Element region listings
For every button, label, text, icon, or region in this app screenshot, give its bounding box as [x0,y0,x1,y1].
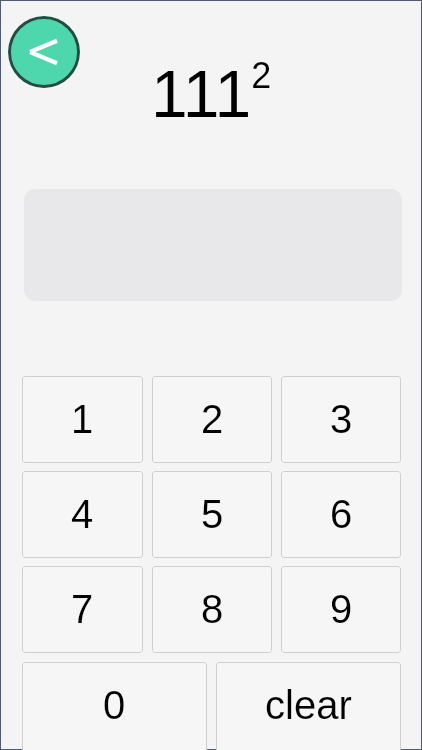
staticText: 0 [103,683,126,728]
button[interactable]: clear [216,662,401,750]
button[interactable]: 3 [281,376,401,463]
button[interactable]: 5 [152,471,272,558]
staticText: 1 [71,397,94,442]
button[interactable]: 4 [22,471,143,558]
staticText: 9 [330,587,353,632]
button[interactable]: 9 [281,566,401,653]
staticText: clear [265,683,352,728]
button[interactable]: 7 [22,566,143,653]
staticText: 7 [71,587,94,632]
button[interactable]: 8 [152,566,272,653]
button[interactable]: 0 [22,662,207,750]
button[interactable]: Back [8,16,80,88]
button[interactable]: 1 [22,376,143,463]
staticText: 8 [201,587,224,632]
staticText: 3 [330,397,353,442]
staticText: 2 [201,397,224,442]
staticText: 5 [201,492,224,537]
staticText: 6 [330,492,353,537]
button[interactable]: 2 [152,376,272,463]
staticText: 1112 [151,55,272,131]
staticText: 4 [71,492,94,537]
button[interactable]: 6 [281,471,401,558]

_Aim_
Edit the records above so that "bounding box" becomes "enclosing rectangle", keeping every other line unchanged. Leave the pictures out of your answer.

_Response for this exercise_
For every button, label, text, icon, or region in this app screenshot, give its enclosing rectangle as [x0,y0,x1,y1].
staticText: 0 [103,683,126,728]
button[interactable]: clear [216,662,401,750]
button[interactable]: 3 [281,376,401,463]
button[interactable]: 5 [152,471,272,558]
staticText: 1 [71,397,94,442]
button[interactable]: 4 [22,471,143,558]
staticText: 9 [330,587,353,632]
button[interactable]: 9 [281,566,401,653]
staticText: clear [265,683,352,728]
button[interactable]: 7 [22,566,143,653]
staticText: 7 [71,587,94,632]
button[interactable]: 8 [152,566,272,653]
button[interactable]: 0 [22,662,207,750]
button[interactable]: Back [8,16,80,88]
button[interactable]: 1 [22,376,143,463]
staticText: 8 [201,587,224,632]
staticText: 3 [330,397,353,442]
staticText: 2 [201,397,224,442]
staticText: 5 [201,492,224,537]
staticText: 6 [330,492,353,537]
button[interactable]: 2 [152,376,272,463]
staticText: 1112 [151,55,272,131]
staticText: 4 [71,492,94,537]
button[interactable]: 6 [281,471,401,558]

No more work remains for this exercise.